- **EXERCISE DESCRIPTION**: From the records below, pull each line that has "показателя".

-- START OF TASK INPUTS --

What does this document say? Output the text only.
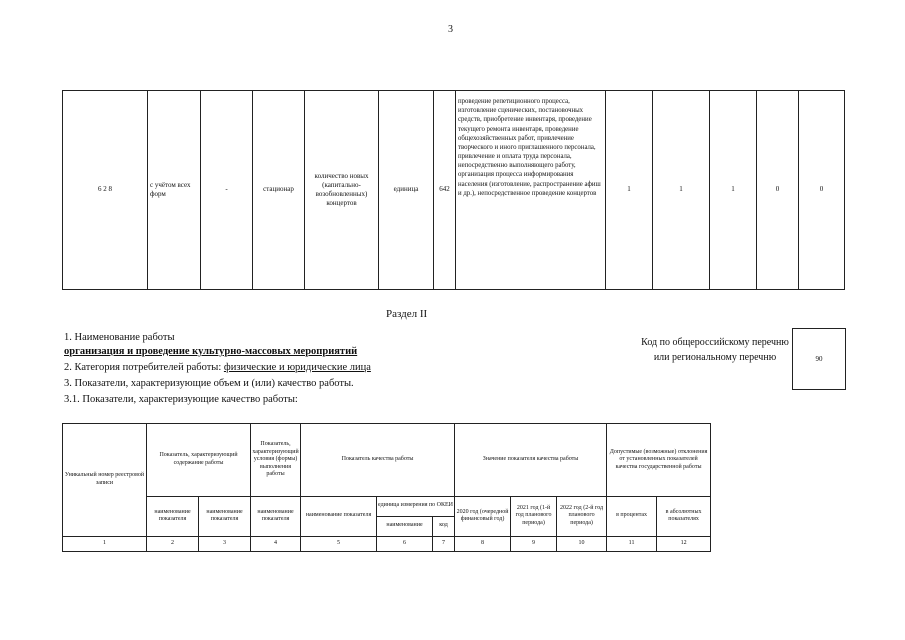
3
6 2 8	с учётом всех форм	-	стационар	количество новых (капитально-возобновленных) концертов	единица	642	проведение репетиционного процесса, изготовление сценических, постановочных средств, приобретение инвентаря, проведение текущего ремонта инвентаря, проведение общехозяйственных работ, привлечение творческого и иного приглашенного персонала, привлечение и оплата труда персонала, непосредственно выполняющего работу, организация процесса информирования населения (изготовление, распространение афиш и др.), непосредственное проведение концертов	1	1	1	0	0
Раздел II
1. Наименование работы
организация и проведение культурно-массовых мероприятий
2. Категория потребителей работы: физические и юридические лица
3. Показатели, характеризующие объем и (или) качество работы.
3.1. Показатели, характеризующие качество работы:
Код по общероссийскому перечню или региональному перечню	90
Уникальный номер реестровой записи	Показатель, характеризующий содержание работы		Показатель, характеризующий условия (формы) выполнения работы	Показатель качества работы			Значение показателя качества работы			Допустимые (возможные) отклонения от установленных показателей качества государственной работы	
	наименование показателя	наименование показателя	наименование показателя	наименование показателя	единица измерения по ОКЕИ		2020 год (очередной финансовый год)	2021 год (1-й год планового периода)	2022 год (2-й год планового периода)	в процентах	в абсолютных показателях
					наименование	код					
1	2	3	4	5	6	7	8	9	10	11	12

-- END OF TASK INPUTS --

- **EXERCISE ANSWER**:
Уникальный номер реестровой записи	Показатель, характеризующий содержание работы		Показатель, характеризующий условия (формы) выполнения работы	Показатель качества работы			Значение показателя качества работы			Допустимые (возможные) отклонения от установленных показателей качества государственной работы	
	наименование показателя	наименование показателя	наименование показателя	наименование показателя	единица измерения по ОКЕИ		2020 год (очередной финансовый год)	2021 год (1-й год планового периода)	2022 год (2-й год планового периода)	в процентах	в абсолютных показателях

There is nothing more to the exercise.